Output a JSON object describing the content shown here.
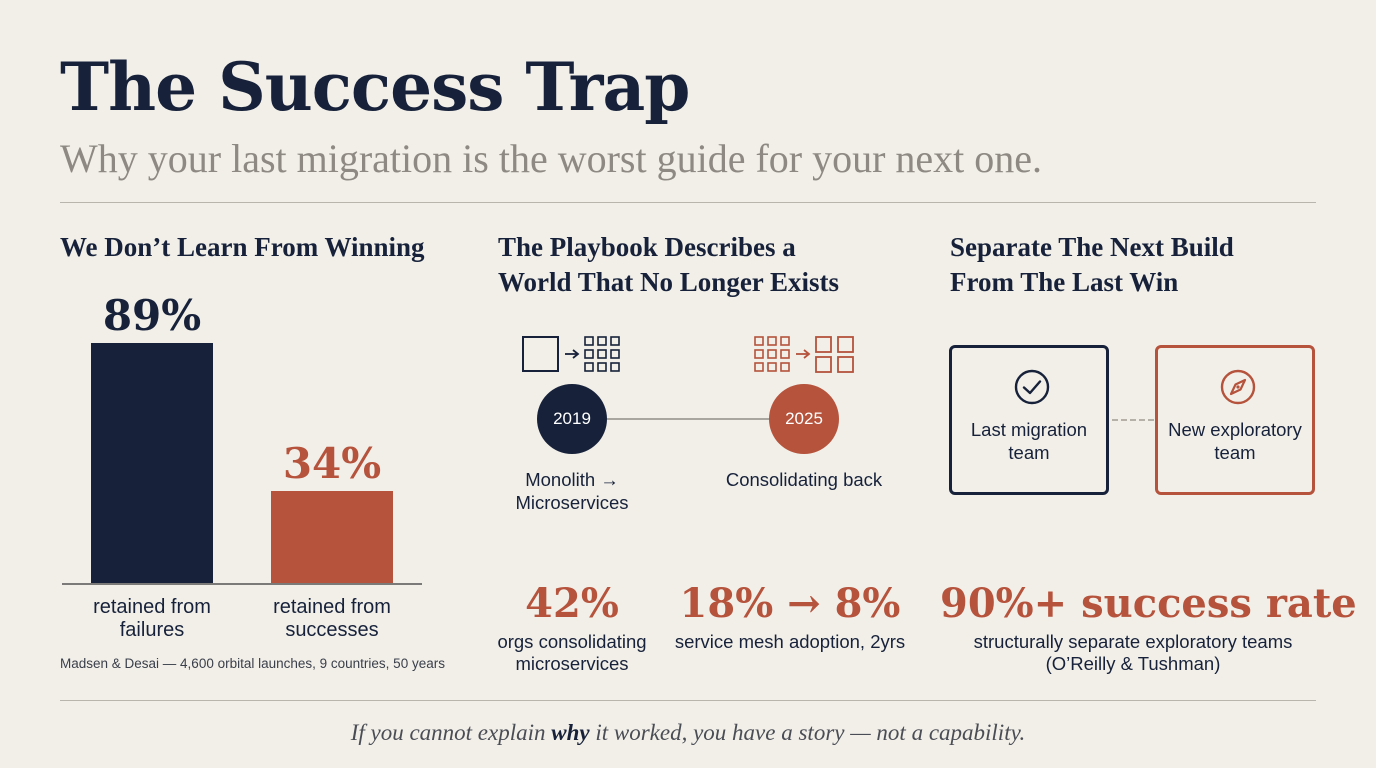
{
  "header": {
    "title": "The Success Trap",
    "subtitle": "Why your last migration is the worst guide for your next one."
  },
  "col1": {
    "heading": "We Don’t Learn From Winning",
    "chart_data": {
      "type": "bar",
      "categories": [
        "retained from failures",
        "retained from successes"
      ],
      "values": [
        89,
        34
      ],
      "value_labels": [
        "89%",
        "34%"
      ],
      "category_labels": [
        [
          "retained from",
          "failures"
        ],
        [
          "retained from",
          "successes"
        ]
      ],
      "ylim": [
        0,
        100
      ],
      "colors": [
        "#17223a",
        "#b5533c"
      ]
    },
    "source": "Madsen & Desai — 4,600 orbital launches, 9 countries, 50 years"
  },
  "col2": {
    "heading_lines": [
      "The Playbook Describes a",
      "World That No Longer Exists"
    ],
    "timeline": [
      {
        "year": "2019",
        "caption_lines": [
          "Monolith →",
          "Microservices"
        ],
        "color": "#17223a",
        "icon": "monolith-to-microservices-icon"
      },
      {
        "year": "2025",
        "caption_lines": [
          "Consolidating back"
        ],
        "color": "#b5533c",
        "icon": "microservices-to-modules-icon"
      }
    ],
    "stats": [
      {
        "value": "42%",
        "caption_lines": [
          "orgs consolidating",
          "microservices"
        ]
      },
      {
        "value": "18% → 8%",
        "caption_lines": [
          "service mesh adoption, 2yrs"
        ]
      }
    ]
  },
  "col3": {
    "heading_lines": [
      "Separate The Next Build",
      "From The Last Win"
    ],
    "teams": [
      {
        "label_lines": [
          "Last migration",
          "team"
        ],
        "color": "#17223a",
        "icon": "check-circle-icon"
      },
      {
        "label_lines": [
          "New exploratory",
          "team"
        ],
        "color": "#b5533c",
        "icon": "compass-icon"
      }
    ],
    "stat": {
      "value": "90%+ success rate",
      "caption_lines": [
        "structurally separate exploratory teams",
        "(O’Reilly & Tushman)"
      ]
    }
  },
  "footer": {
    "quote_before": "If you cannot explain ",
    "quote_emphasis": "why",
    "quote_after": " it worked, you have a story — not a capability."
  }
}
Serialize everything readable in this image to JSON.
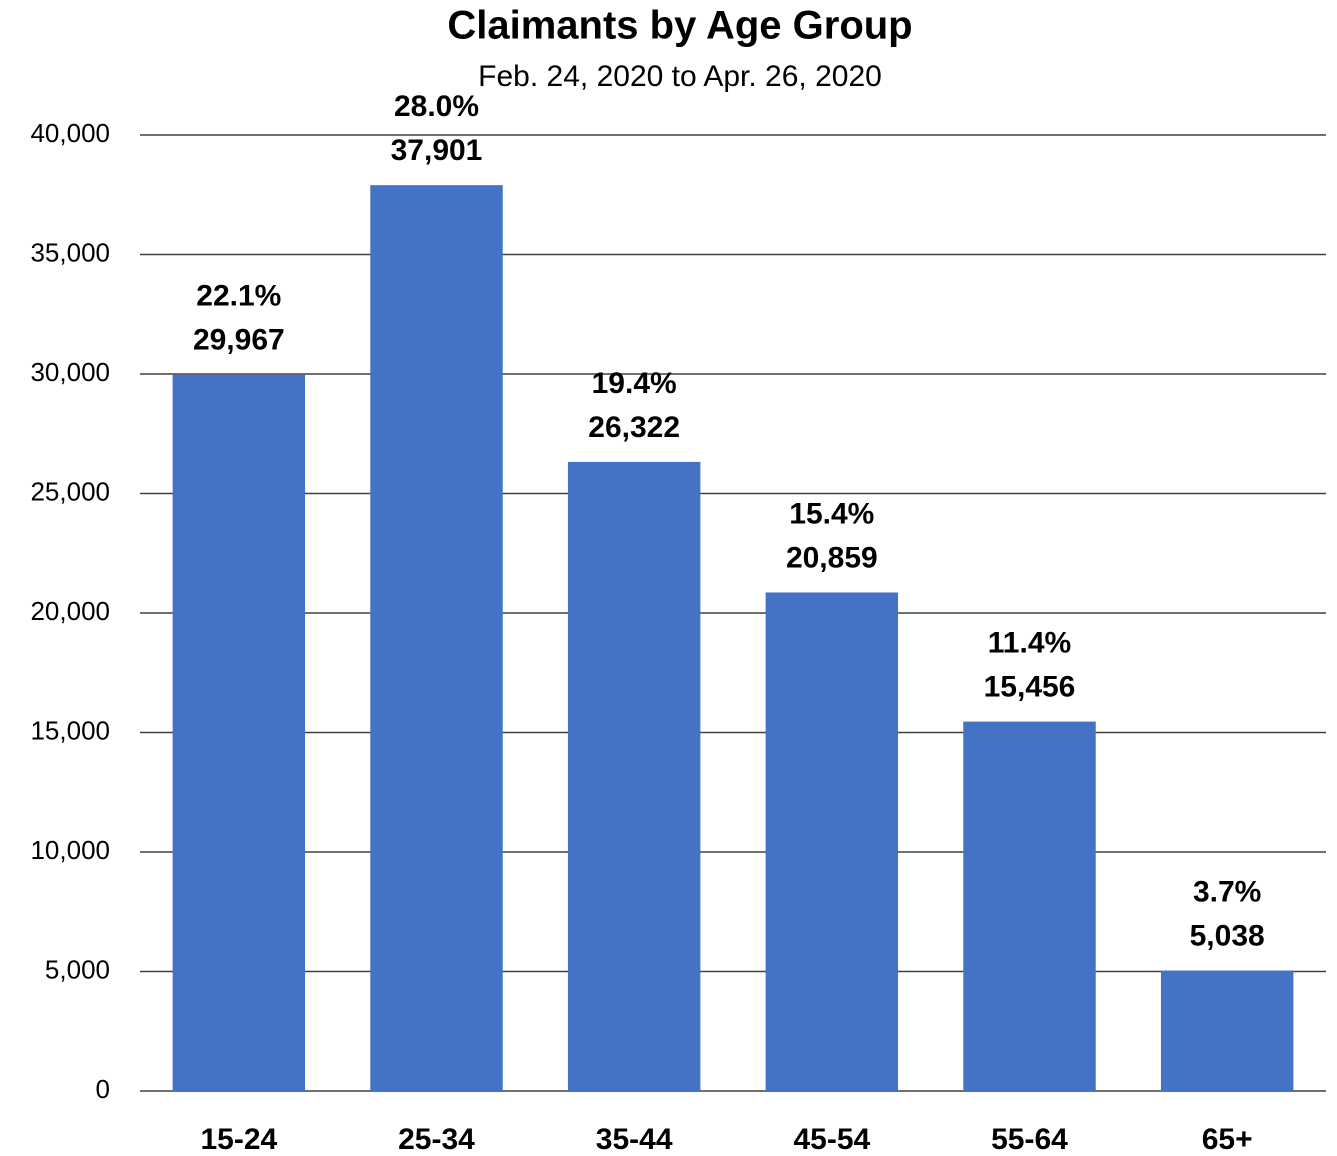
{
  "chart_data": {
    "type": "bar",
    "title": "Claimants by Age Group",
    "subtitle": "Feb. 24, 2020 to Apr. 26, 2020",
    "categories": [
      "15-24",
      "25-34",
      "35-44",
      "45-54",
      "55-64",
      "65+"
    ],
    "values": [
      29967,
      37901,
      26322,
      20859,
      15456,
      5038
    ],
    "value_labels": [
      "29,967",
      "37,901",
      "26,322",
      "20,859",
      "15,456",
      "5,038"
    ],
    "shares": [
      22.1,
      28.0,
      19.4,
      15.4,
      11.4,
      3.7
    ],
    "share_labels": [
      "22.1%",
      "28.0%",
      "19.4%",
      "15.4%",
      "11.4%",
      "3.7%"
    ],
    "color": "#4472c4",
    "ylim": [
      0,
      40000
    ],
    "yticks": [
      0,
      {
        "value": 5000,
        "label": "5,000"
      },
      {
        "value": 10000,
        "label": "10,000"
      },
      {
        "value": 15000,
        "label": "15,000"
      },
      {
        "value": 20000,
        "label": "20,000"
      },
      {
        "value": 25000,
        "label": "25,000"
      },
      {
        "value": 30000,
        "label": "30,000"
      },
      {
        "value": 35000,
        "label": "35,000"
      },
      {
        "value": 40000,
        "label": "40,000"
      }
    ],
    "grid": true
  }
}
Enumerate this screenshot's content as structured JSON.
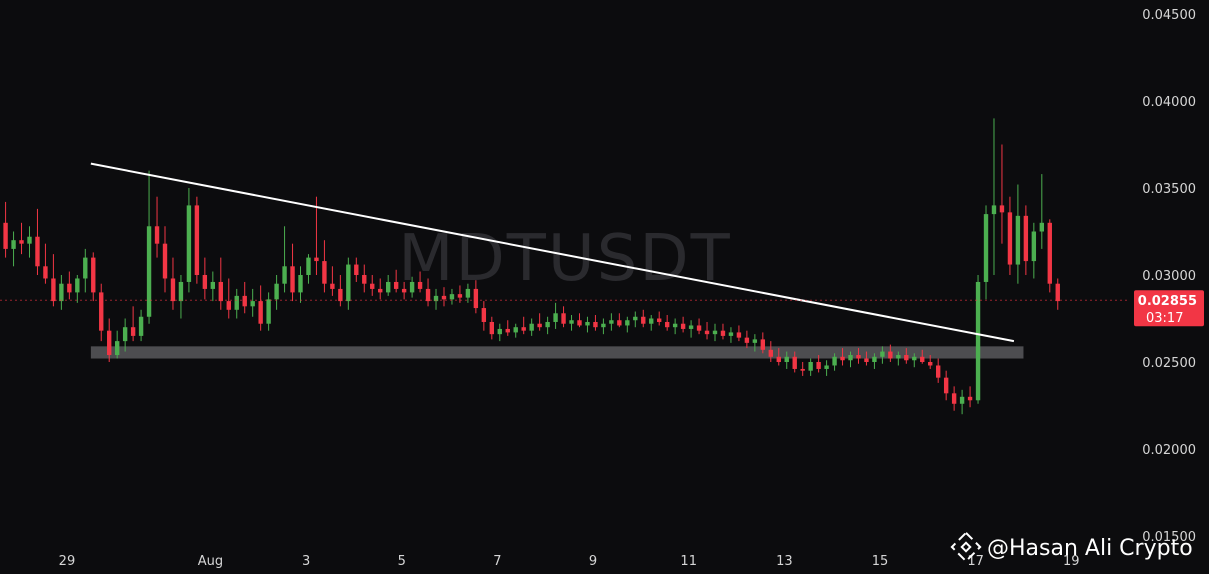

● **What is asked**: Repeat the data exactly, without the pictures.

● **Finished task**:
Output a JSON object describing the content shown here.
{
  "header": {
    "title": "The Success Trap",
    "subtitle": "Why your last migration is the worst guide for your next one."
  },
  "col1": {
    "heading": "We Don’t Learn From Winning",
    "chart_data": {
      "type": "bar",
      "categories": [
        "retained from failures",
        "retained from successes"
      ],
      "values": [
        89,
        34
      ],
      "value_labels": [
        "89%",
        "34%"
      ],
      "category_labels": [
        [
          "retained from",
          "failures"
        ],
        [
          "retained from",
          "successes"
        ]
      ],
      "ylim": [
        0,
        100
      ],
      "colors": [
        "#17223a",
        "#b5533c"
      ]
    },
    "source": "Madsen & Desai — 4,600 orbital launches, 9 countries, 50 years"
  },
  "col2": {
    "heading_lines": [
      "The Playbook Describes a",
      "World That No Longer Exists"
    ],
    "timeline": [
      {
        "year": "2019",
        "caption_lines": [
          "Monolith →",
          "Microservices"
        ],
        "color": "#17223a",
        "icon": "monolith-to-microservices-icon"
      },
      {
        "year": "2025",
        "caption_lines": [
          "Consolidating back"
        ],
        "color": "#b5533c",
        "icon": "microservices-to-modules-icon"
      }
    ],
    "stats": [
      {
        "value": "42%",
        "caption_lines": [
          "orgs consolidating",
          "microservices"
        ]
      },
      {
        "value": "18% → 8%",
        "caption_lines": [
          "service mesh adoption, 2yrs"
        ]
      }
    ]
  },
  "col3": {
    "heading_lines": [
      "Separate The Next Build",
      "From The Last Win"
    ],
    "teams": [
      {
        "label_lines": [
          "Last migration",
          "team"
        ],
        "color": "#17223a",
        "icon": "check-circle-icon"
      },
      {
        "label_lines": [
          "New exploratory",
          "team"
        ],
        "color": "#b5533c",
        "icon": "compass-icon"
      }
    ],
    "stat": {
      "value": "90%+ success rate",
      "caption_lines": [
        "structurally separate exploratory teams",
        "(O’Reilly & Tushman)"
      ]
    }
  },
  "footer": {
    "quote_before": "If you cannot explain ",
    "quote_emphasis": "why",
    "quote_after": " it worked, you have a story — not a capability."
  }
}
Serialize everything readable in this image to JSON.
{
  "chart_data": {
    "type": "bar",
    "title": "Claimants by Age Group",
    "subtitle": "Feb. 24, 2020 to Apr. 26, 2020",
    "categories": [
      "15-24",
      "25-34",
      "35-44",
      "45-54",
      "55-64",
      "65+"
    ],
    "values": [
      29967,
      37901,
      26322,
      20859,
      15456,
      5038
    ],
    "value_labels": [
      "29,967",
      "37,901",
      "26,322",
      "20,859",
      "15,456",
      "5,038"
    ],
    "shares": [
      22.1,
      28.0,
      19.4,
      15.4,
      11.4,
      3.7
    ],
    "share_labels": [
      "22.1%",
      "28.0%",
      "19.4%",
      "15.4%",
      "11.4%",
      "3.7%"
    ],
    "color": "#4472c4",
    "ylim": [
      0,
      40000
    ],
    "yticks": [
      0,
      {
        "value": 5000,
        "label": "5,000"
      },
      {
        "value": 10000,
        "label": "10,000"
      },
      {
        "value": 15000,
        "label": "15,000"
      },
      {
        "value": 20000,
        "label": "20,000"
      },
      {
        "value": 25000,
        "label": "25,000"
      },
      {
        "value": 30000,
        "label": "30,000"
      },
      {
        "value": 35000,
        "label": "35,000"
      },
      {
        "value": 40000,
        "label": "40,000"
      }
    ],
    "grid": true
  }
}
Enumerate this screenshot's content as structured JSON.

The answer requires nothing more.